• _Stated goal_
Lines containing the word "month" are to be counted; state their number and nothing further.

• _Given data_
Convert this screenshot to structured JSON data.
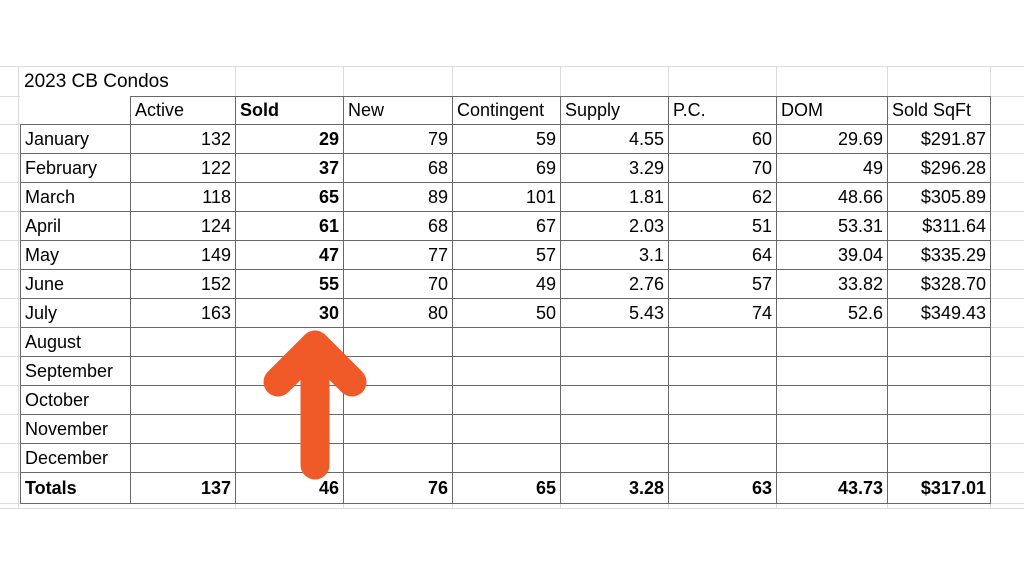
{
  "sheet": {
    "title": "2023 CB Condos",
    "columns": [
      "",
      "Active",
      "Sold",
      "New",
      "Contingent",
      "Supply",
      "P.C.",
      "DOM",
      "Sold SqFt"
    ],
    "rows": [
      {
        "month": "January",
        "values": [
          "132",
          "29",
          "79",
          "59",
          "4.55",
          "60",
          "29.69",
          "$291.87"
        ]
      },
      {
        "month": "February",
        "values": [
          "122",
          "37",
          "68",
          "69",
          "3.29",
          "70",
          "49",
          "$296.28"
        ]
      },
      {
        "month": "March",
        "values": [
          "118",
          "65",
          "89",
          "101",
          "1.81",
          "62",
          "48.66",
          "$305.89"
        ]
      },
      {
        "month": "April",
        "values": [
          "124",
          "61",
          "68",
          "67",
          "2.03",
          "51",
          "53.31",
          "$311.64"
        ]
      },
      {
        "month": "May",
        "values": [
          "149",
          "47",
          "77",
          "57",
          "3.1",
          "64",
          "39.04",
          "$335.29"
        ]
      },
      {
        "month": "June",
        "values": [
          "152",
          "55",
          "70",
          "49",
          "2.76",
          "57",
          "33.82",
          "$328.70"
        ]
      },
      {
        "month": "July",
        "values": [
          "163",
          "30",
          "80",
          "50",
          "5.43",
          "74",
          "52.6",
          "$349.43"
        ]
      },
      {
        "month": "August",
        "values": [
          "",
          "",
          "",
          "",
          "",
          "",
          "",
          ""
        ]
      },
      {
        "month": "September",
        "values": [
          "",
          "",
          "",
          "",
          "",
          "",
          "",
          ""
        ]
      },
      {
        "month": "October",
        "values": [
          "",
          "",
          "",
          "",
          "",
          "",
          "",
          ""
        ]
      },
      {
        "month": "November",
        "values": [
          "",
          "",
          "",
          "",
          "",
          "",
          "",
          ""
        ]
      },
      {
        "month": "December",
        "values": [
          "",
          "",
          "",
          "",
          "",
          "",
          "",
          ""
        ]
      }
    ],
    "totals": {
      "label": "Totals",
      "values": [
        "137",
        "46",
        "76",
        "65",
        "3.28",
        "63",
        "43.73",
        "$317.01"
      ]
    }
  },
  "annotation": {
    "arrow_icon": "up-arrow",
    "arrow_color": "#f05a28",
    "points_to_column": "Sold"
  }
}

• _Exercise solution_
12